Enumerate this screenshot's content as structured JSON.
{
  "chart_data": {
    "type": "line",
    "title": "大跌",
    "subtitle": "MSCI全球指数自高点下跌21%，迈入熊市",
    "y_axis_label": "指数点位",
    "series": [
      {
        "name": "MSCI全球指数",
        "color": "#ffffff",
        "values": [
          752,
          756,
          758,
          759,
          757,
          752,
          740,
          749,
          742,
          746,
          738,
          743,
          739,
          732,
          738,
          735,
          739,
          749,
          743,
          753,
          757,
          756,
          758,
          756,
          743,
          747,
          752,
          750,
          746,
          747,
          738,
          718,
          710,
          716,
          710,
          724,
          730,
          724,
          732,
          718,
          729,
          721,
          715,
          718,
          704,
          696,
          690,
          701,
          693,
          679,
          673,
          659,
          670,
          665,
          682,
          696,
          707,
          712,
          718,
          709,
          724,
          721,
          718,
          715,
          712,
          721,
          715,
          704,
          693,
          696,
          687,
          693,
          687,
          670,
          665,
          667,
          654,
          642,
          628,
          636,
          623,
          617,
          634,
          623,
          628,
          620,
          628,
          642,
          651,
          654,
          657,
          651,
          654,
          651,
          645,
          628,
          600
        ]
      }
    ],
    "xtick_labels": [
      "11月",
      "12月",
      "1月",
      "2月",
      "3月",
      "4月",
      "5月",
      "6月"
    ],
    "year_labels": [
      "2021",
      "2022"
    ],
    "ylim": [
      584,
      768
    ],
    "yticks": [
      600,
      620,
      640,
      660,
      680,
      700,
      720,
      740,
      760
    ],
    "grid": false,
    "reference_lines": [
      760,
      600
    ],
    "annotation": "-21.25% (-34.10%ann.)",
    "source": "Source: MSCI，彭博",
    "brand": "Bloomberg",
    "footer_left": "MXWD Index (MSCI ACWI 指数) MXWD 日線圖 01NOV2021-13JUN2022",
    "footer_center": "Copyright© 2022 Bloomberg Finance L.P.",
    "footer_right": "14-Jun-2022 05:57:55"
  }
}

════

_TASK_
Scan the records above, count the lines with "Bloomberg" in them, and give only the number.

_RESPONSE TO THIS TASK_
2